[Available data]:
----------
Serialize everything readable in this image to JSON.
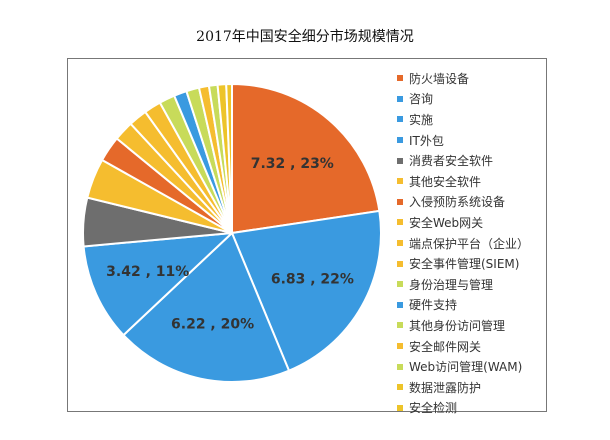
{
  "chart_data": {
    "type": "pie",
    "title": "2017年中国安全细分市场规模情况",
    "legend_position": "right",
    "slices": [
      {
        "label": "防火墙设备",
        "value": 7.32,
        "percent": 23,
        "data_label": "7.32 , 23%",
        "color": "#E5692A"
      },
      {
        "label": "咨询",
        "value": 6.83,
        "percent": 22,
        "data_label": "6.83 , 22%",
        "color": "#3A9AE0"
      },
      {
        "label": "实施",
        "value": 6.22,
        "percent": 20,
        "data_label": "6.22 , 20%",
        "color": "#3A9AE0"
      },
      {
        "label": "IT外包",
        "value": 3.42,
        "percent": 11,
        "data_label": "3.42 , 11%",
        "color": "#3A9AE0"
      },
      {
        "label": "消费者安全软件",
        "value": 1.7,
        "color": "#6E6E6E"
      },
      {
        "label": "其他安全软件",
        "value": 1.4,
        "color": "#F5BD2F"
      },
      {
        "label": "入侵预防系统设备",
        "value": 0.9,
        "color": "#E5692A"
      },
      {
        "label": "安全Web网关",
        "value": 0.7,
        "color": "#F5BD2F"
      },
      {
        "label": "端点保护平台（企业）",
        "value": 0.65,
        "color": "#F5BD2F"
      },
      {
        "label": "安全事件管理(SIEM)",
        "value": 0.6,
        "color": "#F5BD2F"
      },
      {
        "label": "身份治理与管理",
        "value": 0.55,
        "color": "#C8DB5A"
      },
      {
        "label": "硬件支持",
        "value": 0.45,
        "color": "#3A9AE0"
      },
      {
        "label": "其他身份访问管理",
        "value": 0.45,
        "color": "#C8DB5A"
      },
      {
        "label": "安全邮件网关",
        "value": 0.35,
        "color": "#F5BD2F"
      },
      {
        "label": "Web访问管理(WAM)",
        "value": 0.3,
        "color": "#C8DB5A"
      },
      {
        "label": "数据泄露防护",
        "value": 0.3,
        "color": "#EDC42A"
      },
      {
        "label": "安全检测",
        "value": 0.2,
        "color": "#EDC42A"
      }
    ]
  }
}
----------
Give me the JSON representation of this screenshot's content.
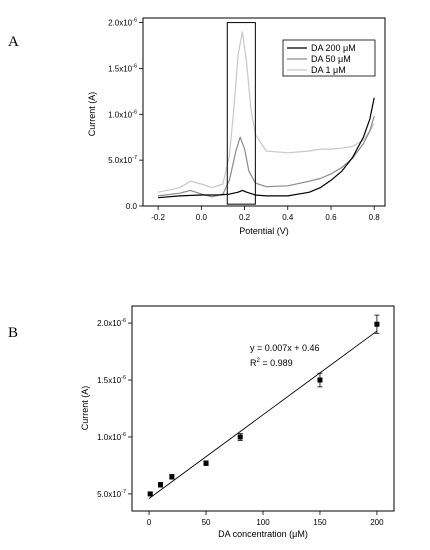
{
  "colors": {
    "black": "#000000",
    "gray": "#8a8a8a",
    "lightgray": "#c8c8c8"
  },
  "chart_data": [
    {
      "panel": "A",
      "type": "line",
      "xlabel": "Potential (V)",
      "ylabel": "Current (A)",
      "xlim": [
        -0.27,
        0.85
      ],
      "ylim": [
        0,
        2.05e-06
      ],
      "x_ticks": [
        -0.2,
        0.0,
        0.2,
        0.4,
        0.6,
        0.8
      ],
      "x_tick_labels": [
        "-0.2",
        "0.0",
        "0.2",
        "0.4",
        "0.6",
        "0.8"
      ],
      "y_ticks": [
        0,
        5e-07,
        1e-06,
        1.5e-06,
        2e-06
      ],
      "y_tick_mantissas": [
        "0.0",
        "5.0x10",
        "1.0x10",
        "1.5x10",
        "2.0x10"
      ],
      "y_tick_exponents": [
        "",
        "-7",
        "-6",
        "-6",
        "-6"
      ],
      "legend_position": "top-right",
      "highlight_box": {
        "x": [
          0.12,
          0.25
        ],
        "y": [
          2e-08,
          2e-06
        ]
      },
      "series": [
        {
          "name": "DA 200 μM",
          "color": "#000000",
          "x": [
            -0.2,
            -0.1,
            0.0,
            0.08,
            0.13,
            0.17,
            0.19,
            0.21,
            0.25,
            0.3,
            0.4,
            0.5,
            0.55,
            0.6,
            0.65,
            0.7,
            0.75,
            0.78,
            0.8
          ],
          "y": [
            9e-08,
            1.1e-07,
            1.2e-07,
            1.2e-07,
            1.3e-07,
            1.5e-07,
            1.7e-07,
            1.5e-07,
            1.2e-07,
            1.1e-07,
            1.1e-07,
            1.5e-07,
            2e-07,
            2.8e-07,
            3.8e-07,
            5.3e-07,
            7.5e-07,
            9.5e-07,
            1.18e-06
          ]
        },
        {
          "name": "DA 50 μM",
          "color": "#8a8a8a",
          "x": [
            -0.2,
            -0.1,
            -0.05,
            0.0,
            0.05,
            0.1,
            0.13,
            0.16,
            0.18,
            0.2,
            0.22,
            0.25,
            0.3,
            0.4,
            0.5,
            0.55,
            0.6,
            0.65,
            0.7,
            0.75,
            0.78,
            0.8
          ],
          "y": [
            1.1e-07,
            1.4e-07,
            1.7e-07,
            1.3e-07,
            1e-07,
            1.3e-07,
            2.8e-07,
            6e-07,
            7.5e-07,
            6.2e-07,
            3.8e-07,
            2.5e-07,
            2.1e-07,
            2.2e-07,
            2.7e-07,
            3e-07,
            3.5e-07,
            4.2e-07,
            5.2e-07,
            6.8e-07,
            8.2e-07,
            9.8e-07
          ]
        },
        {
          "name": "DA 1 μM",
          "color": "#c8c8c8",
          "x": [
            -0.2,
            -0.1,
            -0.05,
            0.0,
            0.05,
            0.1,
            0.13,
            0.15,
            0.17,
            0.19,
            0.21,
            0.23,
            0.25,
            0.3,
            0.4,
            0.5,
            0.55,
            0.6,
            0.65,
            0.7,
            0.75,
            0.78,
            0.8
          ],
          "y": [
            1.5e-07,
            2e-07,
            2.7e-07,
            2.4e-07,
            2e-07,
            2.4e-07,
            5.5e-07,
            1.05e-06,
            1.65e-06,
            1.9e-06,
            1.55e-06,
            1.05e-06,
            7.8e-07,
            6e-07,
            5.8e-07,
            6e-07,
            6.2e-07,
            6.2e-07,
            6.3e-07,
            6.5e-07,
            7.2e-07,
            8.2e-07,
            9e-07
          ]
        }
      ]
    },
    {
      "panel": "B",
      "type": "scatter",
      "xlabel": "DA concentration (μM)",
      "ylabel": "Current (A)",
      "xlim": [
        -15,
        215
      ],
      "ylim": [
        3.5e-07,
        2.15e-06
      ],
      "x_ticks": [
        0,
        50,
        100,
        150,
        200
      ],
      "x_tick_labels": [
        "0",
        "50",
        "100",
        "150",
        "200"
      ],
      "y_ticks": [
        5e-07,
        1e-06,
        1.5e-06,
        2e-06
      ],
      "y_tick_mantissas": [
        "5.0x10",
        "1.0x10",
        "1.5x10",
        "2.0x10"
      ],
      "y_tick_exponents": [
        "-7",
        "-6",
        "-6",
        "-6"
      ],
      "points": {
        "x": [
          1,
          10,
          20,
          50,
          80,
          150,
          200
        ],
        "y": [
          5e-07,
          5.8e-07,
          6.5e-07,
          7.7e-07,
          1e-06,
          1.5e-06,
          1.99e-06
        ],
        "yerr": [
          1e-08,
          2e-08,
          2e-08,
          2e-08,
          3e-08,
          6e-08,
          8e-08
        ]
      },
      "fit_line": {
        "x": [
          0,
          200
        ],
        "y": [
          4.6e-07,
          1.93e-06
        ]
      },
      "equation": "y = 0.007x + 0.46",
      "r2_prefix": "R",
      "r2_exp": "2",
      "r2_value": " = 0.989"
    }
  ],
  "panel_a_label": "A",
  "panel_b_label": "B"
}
----------
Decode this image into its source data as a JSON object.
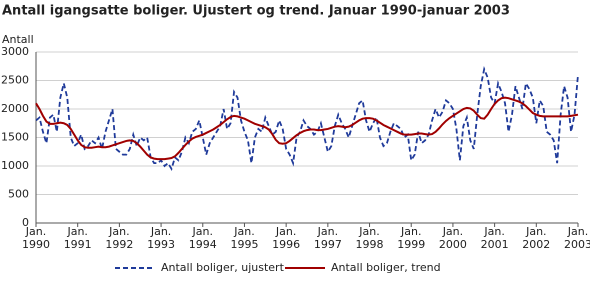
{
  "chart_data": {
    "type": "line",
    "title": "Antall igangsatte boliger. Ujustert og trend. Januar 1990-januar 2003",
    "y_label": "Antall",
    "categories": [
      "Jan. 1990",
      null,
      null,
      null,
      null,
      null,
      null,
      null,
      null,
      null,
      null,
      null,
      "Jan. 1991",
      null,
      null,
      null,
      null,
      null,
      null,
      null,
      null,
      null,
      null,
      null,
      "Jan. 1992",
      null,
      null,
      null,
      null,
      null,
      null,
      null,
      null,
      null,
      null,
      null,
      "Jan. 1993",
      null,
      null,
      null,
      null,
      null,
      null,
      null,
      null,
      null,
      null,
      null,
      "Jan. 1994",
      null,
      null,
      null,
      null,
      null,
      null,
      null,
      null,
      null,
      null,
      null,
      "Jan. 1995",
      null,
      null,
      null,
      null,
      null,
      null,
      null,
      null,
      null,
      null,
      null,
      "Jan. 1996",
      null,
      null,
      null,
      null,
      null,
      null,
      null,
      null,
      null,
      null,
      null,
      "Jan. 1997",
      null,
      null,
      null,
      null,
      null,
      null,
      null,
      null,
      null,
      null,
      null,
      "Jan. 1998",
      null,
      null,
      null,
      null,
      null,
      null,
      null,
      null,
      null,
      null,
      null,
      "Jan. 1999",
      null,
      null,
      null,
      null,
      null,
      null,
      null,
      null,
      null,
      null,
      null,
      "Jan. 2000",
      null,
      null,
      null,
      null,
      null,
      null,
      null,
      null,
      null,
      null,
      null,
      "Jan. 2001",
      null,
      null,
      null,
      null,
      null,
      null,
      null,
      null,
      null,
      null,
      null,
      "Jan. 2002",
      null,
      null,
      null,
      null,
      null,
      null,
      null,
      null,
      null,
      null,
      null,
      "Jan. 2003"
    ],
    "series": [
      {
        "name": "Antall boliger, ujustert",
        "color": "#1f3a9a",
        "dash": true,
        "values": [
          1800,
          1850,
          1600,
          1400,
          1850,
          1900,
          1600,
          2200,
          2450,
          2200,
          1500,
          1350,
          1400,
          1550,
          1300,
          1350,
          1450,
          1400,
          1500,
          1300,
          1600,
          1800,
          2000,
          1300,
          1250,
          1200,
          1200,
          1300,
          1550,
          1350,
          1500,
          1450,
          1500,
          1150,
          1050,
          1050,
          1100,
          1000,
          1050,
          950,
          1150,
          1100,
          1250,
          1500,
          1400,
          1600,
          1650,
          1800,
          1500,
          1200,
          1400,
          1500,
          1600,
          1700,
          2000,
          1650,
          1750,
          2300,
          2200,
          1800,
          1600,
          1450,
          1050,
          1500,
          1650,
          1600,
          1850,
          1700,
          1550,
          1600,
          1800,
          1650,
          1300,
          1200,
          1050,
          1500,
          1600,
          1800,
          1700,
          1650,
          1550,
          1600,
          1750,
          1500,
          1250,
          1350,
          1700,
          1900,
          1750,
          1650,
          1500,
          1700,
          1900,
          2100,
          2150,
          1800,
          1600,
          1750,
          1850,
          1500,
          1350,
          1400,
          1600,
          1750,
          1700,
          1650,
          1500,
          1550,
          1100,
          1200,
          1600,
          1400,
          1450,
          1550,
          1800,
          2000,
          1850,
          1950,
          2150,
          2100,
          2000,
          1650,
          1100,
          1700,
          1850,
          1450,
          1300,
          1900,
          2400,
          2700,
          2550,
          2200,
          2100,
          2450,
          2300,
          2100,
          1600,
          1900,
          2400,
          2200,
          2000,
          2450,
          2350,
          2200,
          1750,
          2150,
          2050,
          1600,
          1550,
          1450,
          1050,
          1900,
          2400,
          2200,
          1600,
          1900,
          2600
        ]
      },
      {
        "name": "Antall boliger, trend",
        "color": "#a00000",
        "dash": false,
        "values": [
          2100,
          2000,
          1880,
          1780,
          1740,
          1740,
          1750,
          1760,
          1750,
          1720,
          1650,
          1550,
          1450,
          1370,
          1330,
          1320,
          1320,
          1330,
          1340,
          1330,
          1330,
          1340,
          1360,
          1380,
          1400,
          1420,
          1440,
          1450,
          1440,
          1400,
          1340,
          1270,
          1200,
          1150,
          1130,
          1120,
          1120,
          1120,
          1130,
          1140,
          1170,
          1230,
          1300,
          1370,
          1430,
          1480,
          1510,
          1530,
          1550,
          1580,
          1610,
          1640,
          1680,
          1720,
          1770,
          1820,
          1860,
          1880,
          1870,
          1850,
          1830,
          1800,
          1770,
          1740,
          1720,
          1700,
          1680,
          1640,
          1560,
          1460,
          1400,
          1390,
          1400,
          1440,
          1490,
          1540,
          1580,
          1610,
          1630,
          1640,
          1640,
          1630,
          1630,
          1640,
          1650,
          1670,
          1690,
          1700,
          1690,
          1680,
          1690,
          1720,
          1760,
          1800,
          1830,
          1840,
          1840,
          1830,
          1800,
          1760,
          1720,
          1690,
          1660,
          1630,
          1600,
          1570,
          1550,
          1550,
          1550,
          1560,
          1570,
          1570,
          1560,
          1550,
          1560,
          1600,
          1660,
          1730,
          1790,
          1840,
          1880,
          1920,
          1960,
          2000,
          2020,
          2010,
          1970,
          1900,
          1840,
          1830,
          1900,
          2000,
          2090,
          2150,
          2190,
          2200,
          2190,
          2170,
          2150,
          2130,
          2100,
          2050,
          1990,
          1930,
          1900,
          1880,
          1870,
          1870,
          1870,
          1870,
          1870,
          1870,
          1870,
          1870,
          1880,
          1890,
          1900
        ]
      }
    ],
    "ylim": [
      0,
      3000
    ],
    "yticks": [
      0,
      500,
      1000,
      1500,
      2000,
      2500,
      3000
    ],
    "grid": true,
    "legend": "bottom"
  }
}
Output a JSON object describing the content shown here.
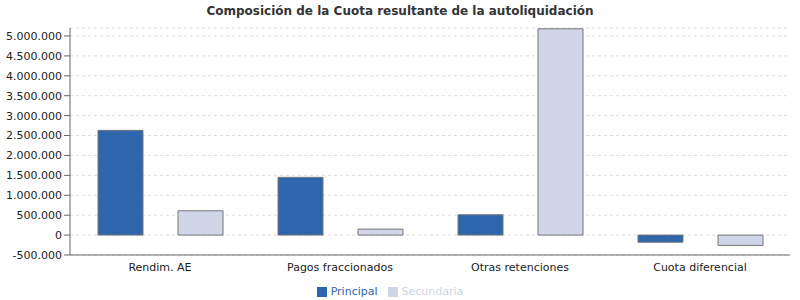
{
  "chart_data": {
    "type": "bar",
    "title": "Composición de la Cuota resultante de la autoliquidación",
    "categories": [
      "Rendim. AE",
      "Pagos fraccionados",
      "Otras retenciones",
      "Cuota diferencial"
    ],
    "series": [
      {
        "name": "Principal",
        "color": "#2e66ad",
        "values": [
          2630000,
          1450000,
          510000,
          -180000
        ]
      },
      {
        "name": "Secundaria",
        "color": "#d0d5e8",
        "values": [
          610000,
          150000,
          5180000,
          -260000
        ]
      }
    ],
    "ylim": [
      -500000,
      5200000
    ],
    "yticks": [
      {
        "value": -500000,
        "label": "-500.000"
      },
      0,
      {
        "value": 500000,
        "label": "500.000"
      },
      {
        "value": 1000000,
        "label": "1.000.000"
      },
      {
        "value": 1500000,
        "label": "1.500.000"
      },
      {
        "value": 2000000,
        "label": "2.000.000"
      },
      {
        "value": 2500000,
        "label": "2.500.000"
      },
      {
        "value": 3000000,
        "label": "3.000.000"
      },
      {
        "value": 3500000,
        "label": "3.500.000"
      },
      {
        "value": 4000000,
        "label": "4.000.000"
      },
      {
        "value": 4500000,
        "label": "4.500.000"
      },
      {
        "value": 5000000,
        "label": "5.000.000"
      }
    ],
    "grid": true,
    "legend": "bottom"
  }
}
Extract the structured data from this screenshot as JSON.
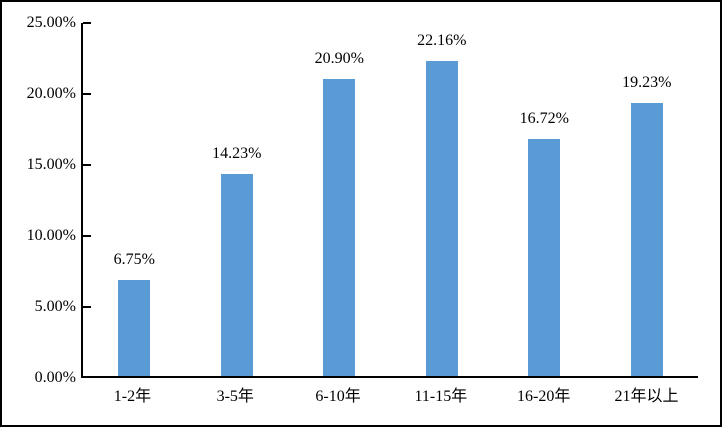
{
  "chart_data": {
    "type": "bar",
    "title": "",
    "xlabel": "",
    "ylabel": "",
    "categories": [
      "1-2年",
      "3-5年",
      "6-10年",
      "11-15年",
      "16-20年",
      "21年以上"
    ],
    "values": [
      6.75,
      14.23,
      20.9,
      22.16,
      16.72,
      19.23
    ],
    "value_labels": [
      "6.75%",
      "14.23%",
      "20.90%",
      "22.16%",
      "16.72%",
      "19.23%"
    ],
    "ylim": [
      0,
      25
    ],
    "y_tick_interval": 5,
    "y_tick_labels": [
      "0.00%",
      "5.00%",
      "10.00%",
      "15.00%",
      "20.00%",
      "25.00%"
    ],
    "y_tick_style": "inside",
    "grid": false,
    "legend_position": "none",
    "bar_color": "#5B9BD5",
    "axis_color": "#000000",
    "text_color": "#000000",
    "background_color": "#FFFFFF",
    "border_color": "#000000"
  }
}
----------
[Directive]: Show every line of the records above that contains the word "trend".

[Task response]:
    "title": "Antall igangsatte boliger. Ujustert og trend. Januar 1990-januar 2003",
        "name": "Antall boliger, trend",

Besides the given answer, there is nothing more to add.